:: Supplied information
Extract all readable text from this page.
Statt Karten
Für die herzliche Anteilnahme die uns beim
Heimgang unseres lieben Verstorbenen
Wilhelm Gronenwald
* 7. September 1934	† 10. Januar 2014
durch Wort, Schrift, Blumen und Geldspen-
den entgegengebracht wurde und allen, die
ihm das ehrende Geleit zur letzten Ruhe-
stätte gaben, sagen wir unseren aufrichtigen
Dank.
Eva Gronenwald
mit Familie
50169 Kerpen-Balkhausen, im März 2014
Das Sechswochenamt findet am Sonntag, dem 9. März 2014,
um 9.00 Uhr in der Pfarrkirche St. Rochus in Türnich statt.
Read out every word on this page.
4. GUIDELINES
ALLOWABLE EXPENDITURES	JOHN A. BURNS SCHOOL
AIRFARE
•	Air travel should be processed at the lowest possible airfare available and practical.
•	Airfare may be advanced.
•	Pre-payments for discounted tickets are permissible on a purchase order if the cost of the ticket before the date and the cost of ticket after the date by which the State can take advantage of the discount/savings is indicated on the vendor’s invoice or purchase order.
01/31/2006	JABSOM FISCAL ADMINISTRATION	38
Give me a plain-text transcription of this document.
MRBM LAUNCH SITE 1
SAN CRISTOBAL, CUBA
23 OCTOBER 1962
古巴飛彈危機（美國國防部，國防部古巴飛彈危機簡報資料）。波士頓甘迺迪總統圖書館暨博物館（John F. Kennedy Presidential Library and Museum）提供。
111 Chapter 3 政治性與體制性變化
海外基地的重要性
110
::::
Copy exactly the lines above, from the one containing "Give me a plain-text" through the very last line.

Give me a plain-text transcription of this document.
MRBM LAUNCH SITE 1
SAN CRISTOBAL, CUBA
23 OCTOBER 1962
古巴飛彈危機（美國國防部，國防部古巴飛彈危機簡報資料）。波士頓甘迺迪總統圖書館暨博物館（John F. Kennedy Presidential Library and Museum）提供。
111 Chapter 3 政治性與體制性變化
海外基地的重要性
110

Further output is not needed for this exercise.